= What the task asks =
Gather from the listing below each line that includes the word "this", and copy it.

**** Information supplied ****

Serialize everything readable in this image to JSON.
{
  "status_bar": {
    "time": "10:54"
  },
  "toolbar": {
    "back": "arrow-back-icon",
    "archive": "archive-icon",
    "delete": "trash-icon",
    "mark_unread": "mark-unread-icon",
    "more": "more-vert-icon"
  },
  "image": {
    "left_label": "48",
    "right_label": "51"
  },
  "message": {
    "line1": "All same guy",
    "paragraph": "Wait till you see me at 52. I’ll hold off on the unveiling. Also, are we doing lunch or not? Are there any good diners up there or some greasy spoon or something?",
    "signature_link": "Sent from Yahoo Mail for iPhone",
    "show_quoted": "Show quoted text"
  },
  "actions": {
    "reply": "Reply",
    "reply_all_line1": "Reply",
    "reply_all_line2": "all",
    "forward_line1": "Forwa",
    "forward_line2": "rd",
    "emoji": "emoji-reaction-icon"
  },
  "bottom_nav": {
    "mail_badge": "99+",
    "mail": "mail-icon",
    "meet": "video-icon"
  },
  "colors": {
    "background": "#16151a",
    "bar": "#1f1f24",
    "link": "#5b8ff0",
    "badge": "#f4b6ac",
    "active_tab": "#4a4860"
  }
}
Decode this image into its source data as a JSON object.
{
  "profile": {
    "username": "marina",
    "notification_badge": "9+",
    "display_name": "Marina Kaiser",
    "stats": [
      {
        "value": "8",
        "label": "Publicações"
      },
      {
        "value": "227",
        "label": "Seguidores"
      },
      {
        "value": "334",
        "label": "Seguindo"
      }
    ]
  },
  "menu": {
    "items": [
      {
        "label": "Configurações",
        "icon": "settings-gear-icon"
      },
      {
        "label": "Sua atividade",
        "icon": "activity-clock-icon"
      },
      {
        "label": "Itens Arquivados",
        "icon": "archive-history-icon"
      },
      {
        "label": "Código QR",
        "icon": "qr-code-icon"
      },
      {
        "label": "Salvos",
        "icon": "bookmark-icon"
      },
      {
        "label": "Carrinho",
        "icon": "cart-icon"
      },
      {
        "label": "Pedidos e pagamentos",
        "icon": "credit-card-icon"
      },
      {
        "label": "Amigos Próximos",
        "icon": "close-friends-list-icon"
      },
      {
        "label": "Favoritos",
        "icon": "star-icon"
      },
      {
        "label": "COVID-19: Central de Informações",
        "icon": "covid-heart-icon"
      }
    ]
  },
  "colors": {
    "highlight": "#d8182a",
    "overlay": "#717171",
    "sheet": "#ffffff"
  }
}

****

= Answer to the exercise =
Serialize everything readable in this image to JSON.
Decode this image into its source data as a JSON object.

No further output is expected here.